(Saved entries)
-- -- --
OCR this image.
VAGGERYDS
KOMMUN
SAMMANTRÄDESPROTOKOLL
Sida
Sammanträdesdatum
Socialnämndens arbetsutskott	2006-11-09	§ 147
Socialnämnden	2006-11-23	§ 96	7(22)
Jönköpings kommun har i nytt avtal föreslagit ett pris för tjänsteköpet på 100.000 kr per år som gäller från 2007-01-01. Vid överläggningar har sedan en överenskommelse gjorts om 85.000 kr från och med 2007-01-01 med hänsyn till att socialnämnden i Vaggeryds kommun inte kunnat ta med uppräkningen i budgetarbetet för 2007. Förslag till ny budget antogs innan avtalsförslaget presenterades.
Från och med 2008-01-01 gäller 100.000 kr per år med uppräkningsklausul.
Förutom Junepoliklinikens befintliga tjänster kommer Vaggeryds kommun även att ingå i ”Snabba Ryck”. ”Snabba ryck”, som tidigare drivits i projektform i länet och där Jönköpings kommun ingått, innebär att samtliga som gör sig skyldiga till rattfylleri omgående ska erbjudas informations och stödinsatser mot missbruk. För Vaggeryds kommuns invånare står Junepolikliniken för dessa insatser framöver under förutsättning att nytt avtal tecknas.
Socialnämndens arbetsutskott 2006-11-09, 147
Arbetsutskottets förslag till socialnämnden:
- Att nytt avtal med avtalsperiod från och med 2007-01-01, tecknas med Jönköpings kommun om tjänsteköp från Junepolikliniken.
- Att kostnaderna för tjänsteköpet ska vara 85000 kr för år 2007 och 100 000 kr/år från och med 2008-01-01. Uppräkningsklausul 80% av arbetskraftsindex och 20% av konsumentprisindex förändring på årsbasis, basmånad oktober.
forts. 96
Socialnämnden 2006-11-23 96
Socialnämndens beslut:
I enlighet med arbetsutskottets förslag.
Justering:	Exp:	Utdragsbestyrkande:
-- -- --
- PROBLEM STATEMENT -
Retype the listing exactly, in full.

- TASK OUTPUT -
OCR this image.
VAGGERYDS
KOMMUN
SAMMANTRÄDESPROTOKOLL
Sida
Sammanträdesdatum
Socialnämndens arbetsutskott	2006-11-09	§ 147
Socialnämnden	2006-11-23	§ 96	7(22)
Jönköpings kommun har i nytt avtal föreslagit ett pris för tjänsteköpet på 100.000 kr per år som gäller från 2007-01-01. Vid överläggningar har sedan en överenskommelse gjorts om 85.000 kr från och med 2007-01-01 med hänsyn till att socialnämnden i Vaggeryds kommun inte kunnat ta med uppräkningen i budgetarbetet för 2007. Förslag till ny budget antogs innan avtalsförslaget presenterades.
Från och med 2008-01-01 gäller 100.000 kr per år med uppräkningsklausul.
Förutom Junepoliklinikens befintliga tjänster kommer Vaggeryds kommun även att ingå i ”Snabba Ryck”. ”Snabba ryck”, som tidigare drivits i projektform i länet och där Jönköpings kommun ingått, innebär att samtliga som gör sig skyldiga till rattfylleri omgående ska erbjudas informations och stödinsatser mot missbruk. För Vaggeryds kommuns invånare står Junepolikliniken för dessa insatser framöver under förutsättning att nytt avtal tecknas.
Socialnämndens arbetsutskott 2006-11-09, 147
Arbetsutskottets förslag till socialnämnden:
- Att nytt avtal med avtalsperiod från och med 2007-01-01, tecknas med Jönköpings kommun om tjänsteköp från Junepolikliniken.
- Att kostnaderna för tjänsteköpet ska vara 85000 kr för år 2007 och 100 000 kr/år från och med 2008-01-01. Uppräkningsklausul 80% av arbetskraftsindex och 20% av konsumentprisindex förändring på årsbasis, basmånad oktober.
forts. 96
Socialnämnden 2006-11-23 96
Socialnämndens beslut:
I enlighet med arbetsutskottets förslag.
Justering:	Exp:	Utdragsbestyrkande:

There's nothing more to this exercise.